START Data entries

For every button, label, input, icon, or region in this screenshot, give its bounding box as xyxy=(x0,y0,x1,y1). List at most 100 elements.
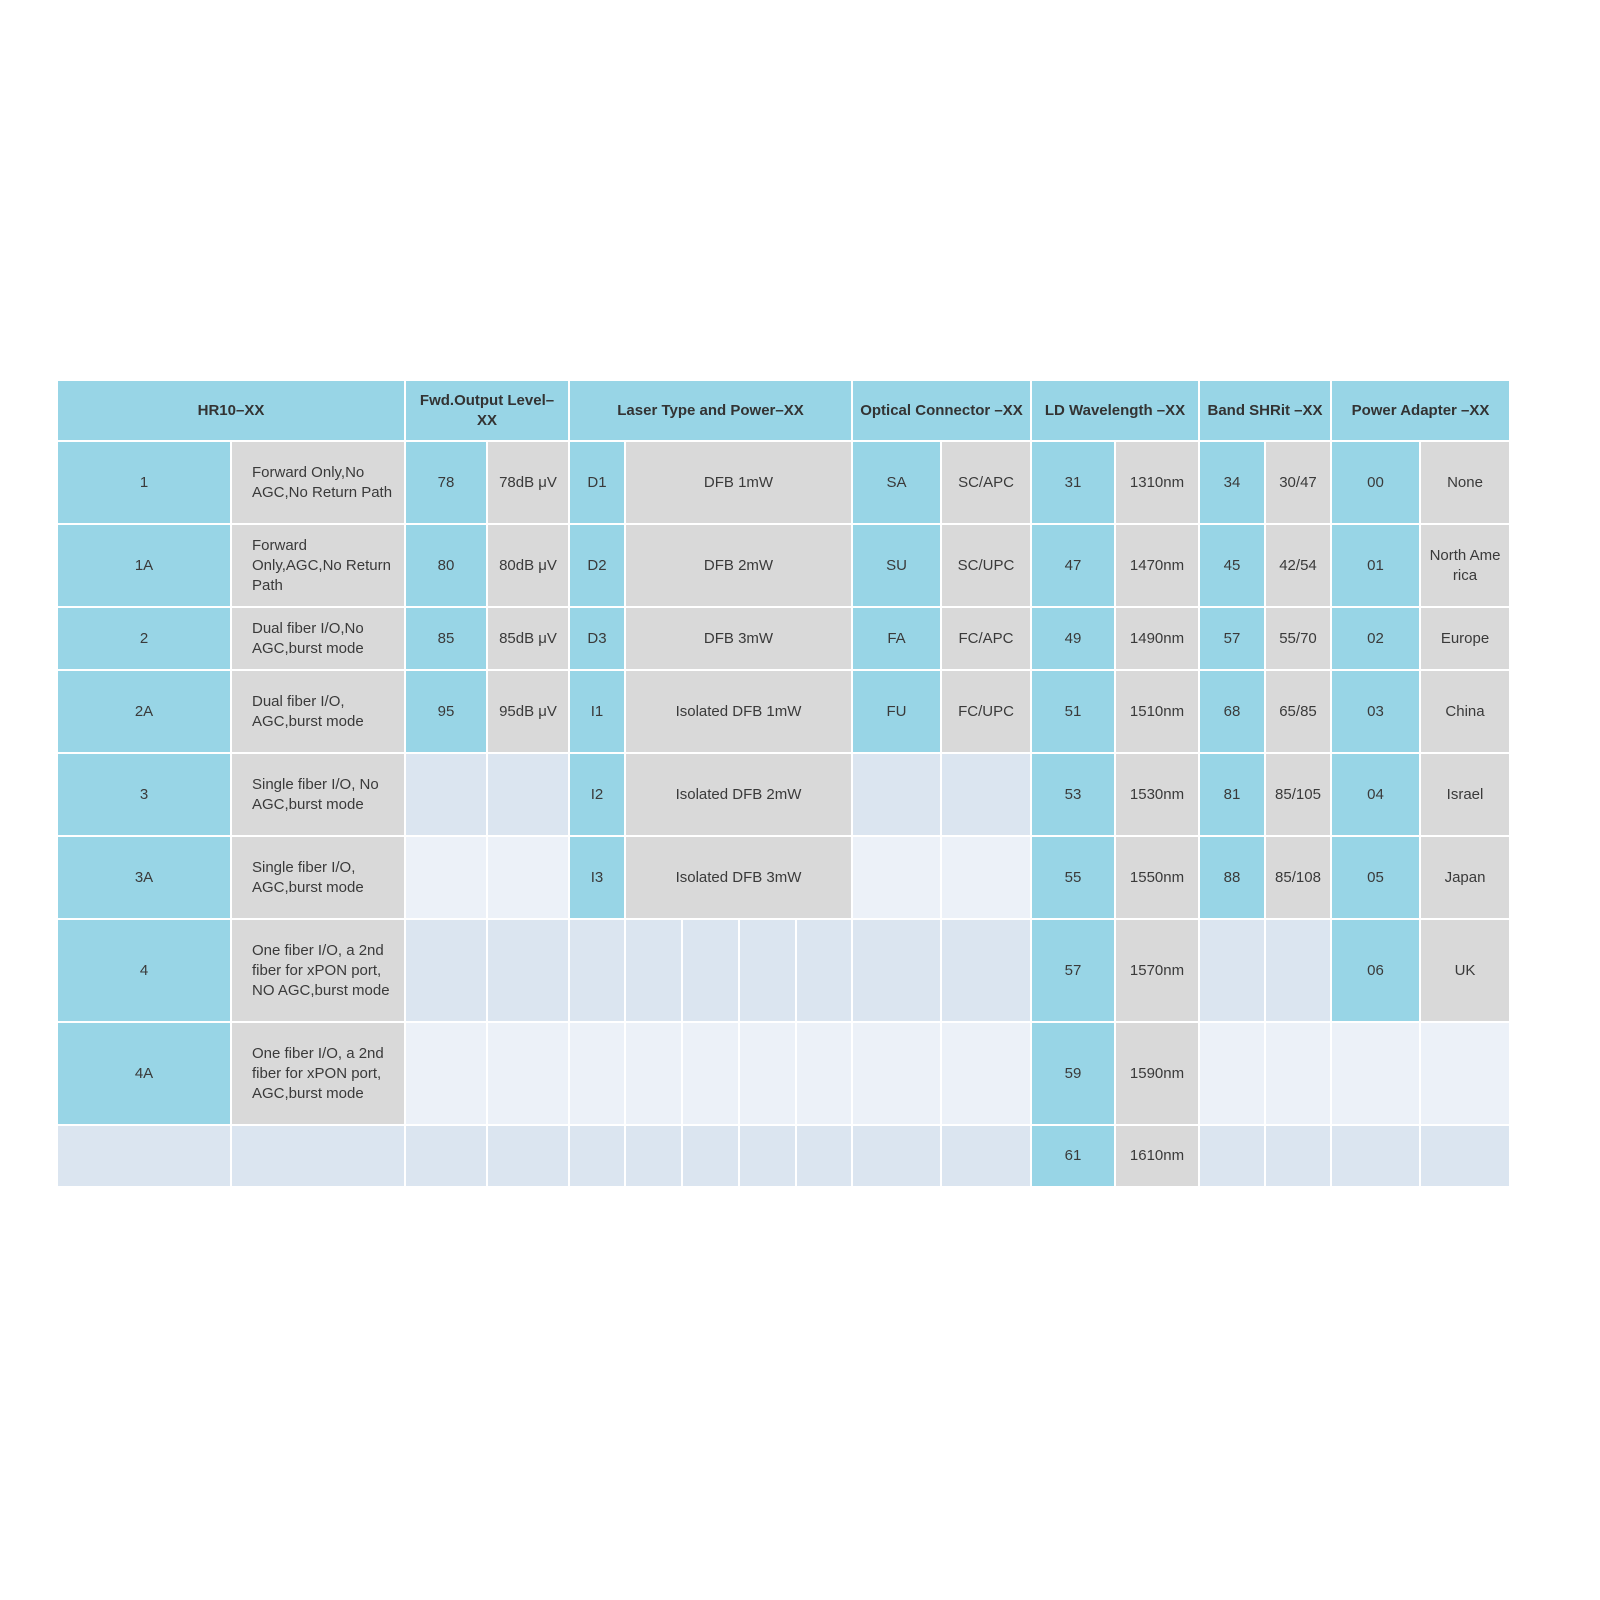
hr-value-cell: One fiber I/O, a 2nd fiber for xPON port… xyxy=(232,920,406,1023)
pa-value-cell: China xyxy=(1421,671,1511,754)
pa-code-cell: 05 xyxy=(1332,837,1421,920)
empty-cell xyxy=(1421,1126,1511,1188)
laser-code-cell: D2 xyxy=(570,525,626,608)
ld-code-cell: 49 xyxy=(1032,608,1116,671)
laser-code-cell: I3 xyxy=(570,837,626,920)
conn-value-cell: FC/UPC xyxy=(942,671,1032,754)
empty-cell xyxy=(1200,1126,1266,1188)
header-hr10: HR10–XX xyxy=(58,381,406,442)
header-optical-connector: Optical Connector –XX xyxy=(853,381,1032,442)
fwd-value-cell: 78dB μV xyxy=(488,442,570,525)
laser-code-cell: I2 xyxy=(570,754,626,837)
header-fwd-output: Fwd.Output Level–XX xyxy=(406,381,570,442)
pa-value-cell: North America xyxy=(1421,525,1511,608)
pa-code-cell: 00 xyxy=(1332,442,1421,525)
empty-cell xyxy=(1332,1126,1421,1188)
ld-value-cell: 1610nm xyxy=(1116,1126,1200,1188)
ld-code-cell: 47 xyxy=(1032,525,1116,608)
hr-code-cell: 1A xyxy=(58,525,232,608)
empty-cell xyxy=(740,920,797,1023)
pa-value-cell: Japan xyxy=(1421,837,1511,920)
empty-cell xyxy=(488,1126,570,1188)
ld-value-cell: 1570nm xyxy=(1116,920,1200,1023)
hr-code-cell: 4 xyxy=(58,920,232,1023)
ld-code-cell: 31 xyxy=(1032,442,1116,525)
empty-cell xyxy=(942,837,1032,920)
band-value-cell: 42/54 xyxy=(1266,525,1332,608)
empty-cell xyxy=(853,920,942,1023)
laser-value-cell: DFB 3mW xyxy=(626,608,853,671)
hr-code-cell: 3A xyxy=(58,837,232,920)
fwd-value-cell: 95dB μV xyxy=(488,671,570,754)
conn-code-cell: SU xyxy=(853,525,942,608)
ld-value-cell: 1470nm xyxy=(1116,525,1200,608)
band-code-cell: 88 xyxy=(1200,837,1266,920)
empty-cell xyxy=(488,754,570,837)
laser-value-cell: Isolated DFB 2mW xyxy=(626,754,853,837)
empty-cell xyxy=(406,754,488,837)
hr-value-cell: Forward Only,AGC,No Return Path xyxy=(232,525,406,608)
band-code-cell: 81 xyxy=(1200,754,1266,837)
empty-cell xyxy=(406,920,488,1023)
band-value-cell: 85/105 xyxy=(1266,754,1332,837)
empty-cell xyxy=(488,1023,570,1126)
pa-value-cell: None xyxy=(1421,442,1511,525)
empty-cell xyxy=(232,1126,406,1188)
empty-cell xyxy=(488,920,570,1023)
empty-cell xyxy=(1200,920,1266,1023)
fwd-code-cell: 78 xyxy=(406,442,488,525)
empty-cell xyxy=(1266,1126,1332,1188)
empty-cell xyxy=(406,837,488,920)
pa-code-cell: 04 xyxy=(1332,754,1421,837)
empty-cell xyxy=(683,1023,740,1126)
ld-value-cell: 1590nm xyxy=(1116,1023,1200,1126)
empty-cell xyxy=(406,1023,488,1126)
ld-code-cell: 51 xyxy=(1032,671,1116,754)
pa-value-cell: Europe xyxy=(1421,608,1511,671)
hr-value-cell: Single fiber I/O, No AGC,burst mode xyxy=(232,754,406,837)
hr-code-cell: 1 xyxy=(58,442,232,525)
fwd-code-cell: 95 xyxy=(406,671,488,754)
ld-code-cell: 55 xyxy=(1032,837,1116,920)
hr-value-cell: One fiber I/O, a 2nd fiber for xPON port… xyxy=(232,1023,406,1126)
conn-code-cell: SA xyxy=(853,442,942,525)
hr-code-cell: 2A xyxy=(58,671,232,754)
empty-cell xyxy=(942,920,1032,1023)
empty-cell xyxy=(626,1023,683,1126)
hr-value-cell: Single fiber I/O, AGC,burst mode xyxy=(232,837,406,920)
fwd-value-cell: 85dB μV xyxy=(488,608,570,671)
conn-value-cell: SC/UPC xyxy=(942,525,1032,608)
pa-value-cell: Israel xyxy=(1421,754,1511,837)
pa-code-cell: 03 xyxy=(1332,671,1421,754)
ld-value-cell: 1530nm xyxy=(1116,754,1200,837)
header-power-adapter: Power Adapter –XX xyxy=(1332,381,1511,442)
laser-value-cell: Isolated DFB 3mW xyxy=(626,837,853,920)
empty-cell xyxy=(570,1126,626,1188)
band-value-cell: 65/85 xyxy=(1266,671,1332,754)
header-band: Band SHRit –XX xyxy=(1200,381,1332,442)
empty-cell xyxy=(797,1126,853,1188)
empty-cell xyxy=(570,1023,626,1126)
hr-value-cell: Dual fiber I/O,No AGC,burst mode xyxy=(232,608,406,671)
conn-code-cell: FU xyxy=(853,671,942,754)
empty-cell xyxy=(853,754,942,837)
empty-cell xyxy=(797,1023,853,1126)
hr-value-cell: Dual fiber I/O, AGC,burst mode xyxy=(232,671,406,754)
product-code-table: HR10–XX Fwd.Output Level–XX Laser Type and… xyxy=(58,381,1511,1188)
conn-code-cell: FA xyxy=(853,608,942,671)
band-code-cell: 34 xyxy=(1200,442,1266,525)
ld-value-cell: 1510nm xyxy=(1116,671,1200,754)
empty-cell xyxy=(740,1126,797,1188)
header-laser-type: Laser Type and Power–XX xyxy=(570,381,853,442)
laser-code-cell: D3 xyxy=(570,608,626,671)
empty-cell xyxy=(488,837,570,920)
conn-value-cell: FC/APC xyxy=(942,608,1032,671)
ld-value-cell: 1550nm xyxy=(1116,837,1200,920)
ld-code-cell: 61 xyxy=(1032,1126,1116,1188)
ld-value-cell: 1310nm xyxy=(1116,442,1200,525)
ld-code-cell: 57 xyxy=(1032,920,1116,1023)
empty-cell xyxy=(1421,1023,1511,1126)
hr-code-cell: 3 xyxy=(58,754,232,837)
empty-cell xyxy=(853,1126,942,1188)
empty-cell xyxy=(58,1126,232,1188)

END Data entries

Given task:
Could you retype all of the material above line for line, without changing anything, and leave the picture out?

Problem solution:
For every button, label, input, icon, or region in this screenshot, give its bounding box as xyxy=(x0,y0,x1,y1). List at most 100 elements.
hr-value-cell: One fiber I/O, a 2nd fiber for xPON port… xyxy=(232,920,406,1023)
pa-value-cell: China xyxy=(1421,671,1511,754)
pa-code-cell: 05 xyxy=(1332,837,1421,920)
empty-cell xyxy=(1421,1126,1511,1188)
laser-code-cell: D2 xyxy=(570,525,626,608)
ld-code-cell: 49 xyxy=(1032,608,1116,671)
laser-code-cell: I3 xyxy=(570,837,626,920)
conn-value-cell: FC/UPC xyxy=(942,671,1032,754)
empty-cell xyxy=(1200,1126,1266,1188)
header-hr10: HR10–XX xyxy=(58,381,406,442)
header-optical-connector: Optical Connector –XX xyxy=(853,381,1032,442)
fwd-value-cell: 78dB μV xyxy=(488,442,570,525)
laser-code-cell: I2 xyxy=(570,754,626,837)
header-fwd-output: Fwd.Output Level–XX xyxy=(406,381,570,442)
pa-value-cell: North America xyxy=(1421,525,1511,608)
pa-code-cell: 00 xyxy=(1332,442,1421,525)
empty-cell xyxy=(1332,1126,1421,1188)
ld-value-cell: 1610nm xyxy=(1116,1126,1200,1188)
ld-code-cell: 47 xyxy=(1032,525,1116,608)
hr-code-cell: 1A xyxy=(58,525,232,608)
empty-cell xyxy=(740,920,797,1023)
pa-value-cell: Japan xyxy=(1421,837,1511,920)
empty-cell xyxy=(488,1126,570,1188)
ld-value-cell: 1570nm xyxy=(1116,920,1200,1023)
hr-code-cell: 4 xyxy=(58,920,232,1023)
ld-code-cell: 31 xyxy=(1032,442,1116,525)
empty-cell xyxy=(942,837,1032,920)
band-value-cell: 42/54 xyxy=(1266,525,1332,608)
empty-cell xyxy=(853,920,942,1023)
laser-value-cell: DFB 3mW xyxy=(626,608,853,671)
hr-code-cell: 3A xyxy=(58,837,232,920)
fwd-value-cell: 95dB μV xyxy=(488,671,570,754)
conn-code-cell: SU xyxy=(853,525,942,608)
ld-value-cell: 1470nm xyxy=(1116,525,1200,608)
band-code-cell: 88 xyxy=(1200,837,1266,920)
empty-cell xyxy=(488,754,570,837)
laser-value-cell: Isolated DFB 2mW xyxy=(626,754,853,837)
empty-cell xyxy=(406,754,488,837)
hr-value-cell: Forward Only,AGC,No Return Path xyxy=(232,525,406,608)
band-code-cell: 81 xyxy=(1200,754,1266,837)
empty-cell xyxy=(406,920,488,1023)
band-value-cell: 85/105 xyxy=(1266,754,1332,837)
empty-cell xyxy=(488,1023,570,1126)
pa-value-cell: None xyxy=(1421,442,1511,525)
empty-cell xyxy=(232,1126,406,1188)
empty-cell xyxy=(488,920,570,1023)
empty-cell xyxy=(1200,920,1266,1023)
fwd-code-cell: 78 xyxy=(406,442,488,525)
empty-cell xyxy=(1266,1126,1332,1188)
empty-cell xyxy=(406,837,488,920)
pa-code-cell: 04 xyxy=(1332,754,1421,837)
empty-cell xyxy=(683,1023,740,1126)
ld-value-cell: 1590nm xyxy=(1116,1023,1200,1126)
empty-cell xyxy=(406,1023,488,1126)
ld-code-cell: 51 xyxy=(1032,671,1116,754)
pa-value-cell: Europe xyxy=(1421,608,1511,671)
hr-value-cell: Single fiber I/O, No AGC,burst mode xyxy=(232,754,406,837)
hr-code-cell: 1 xyxy=(58,442,232,525)
fwd-code-cell: 95 xyxy=(406,671,488,754)
ld-code-cell: 55 xyxy=(1032,837,1116,920)
hr-value-cell: One fiber I/O, a 2nd fiber for xPON port… xyxy=(232,1023,406,1126)
conn-code-cell: SA xyxy=(853,442,942,525)
hr-code-cell: 2A xyxy=(58,671,232,754)
empty-cell xyxy=(942,920,1032,1023)
empty-cell xyxy=(626,1023,683,1126)
hr-value-cell: Single fiber I/O, AGC,burst mode xyxy=(232,837,406,920)
fwd-value-cell: 85dB μV xyxy=(488,608,570,671)
conn-value-cell: SC/UPC xyxy=(942,525,1032,608)
pa-value-cell: Israel xyxy=(1421,754,1511,837)
pa-code-cell: 03 xyxy=(1332,671,1421,754)
ld-value-cell: 1530nm xyxy=(1116,754,1200,837)
header-power-adapter: Power Adapter –XX xyxy=(1332,381,1511,442)
laser-value-cell: Isolated DFB 3mW xyxy=(626,837,853,920)
empty-cell xyxy=(570,1126,626,1188)
band-value-cell: 65/85 xyxy=(1266,671,1332,754)
header-band: Band SHRit –XX xyxy=(1200,381,1332,442)
empty-cell xyxy=(797,1126,853,1188)
empty-cell xyxy=(570,1023,626,1126)
hr-value-cell: Dual fiber I/O,No AGC,burst mode xyxy=(232,608,406,671)
conn-code-cell: FU xyxy=(853,671,942,754)
empty-cell xyxy=(853,754,942,837)
empty-cell xyxy=(797,1023,853,1126)
hr-value-cell: Dual fiber I/O, AGC,burst mode xyxy=(232,671,406,754)
product-code-table: HR10–XX Fwd.Output Level–XX Laser Type and… xyxy=(58,381,1511,1188)
conn-code-cell: FA xyxy=(853,608,942,671)
band-code-cell: 34 xyxy=(1200,442,1266,525)
ld-value-cell: 1510nm xyxy=(1116,671,1200,754)
empty-cell xyxy=(740,1126,797,1188)
header-laser-type: Laser Type and Power–XX xyxy=(570,381,853,442)
laser-code-cell: D3 xyxy=(570,608,626,671)
empty-cell xyxy=(488,837,570,920)
conn-value-cell: FC/APC xyxy=(942,608,1032,671)
ld-value-cell: 1550nm xyxy=(1116,837,1200,920)
ld-code-cell: 61 xyxy=(1032,1126,1116,1188)
ld-value-cell: 1310nm xyxy=(1116,442,1200,525)
ld-code-cell: 57 xyxy=(1032,920,1116,1023)
empty-cell xyxy=(1421,1023,1511,1126)
hr-code-cell: 3 xyxy=(58,754,232,837)
empty-cell xyxy=(853,1126,942,1188)
empty-cell xyxy=(58,1126,232,1188)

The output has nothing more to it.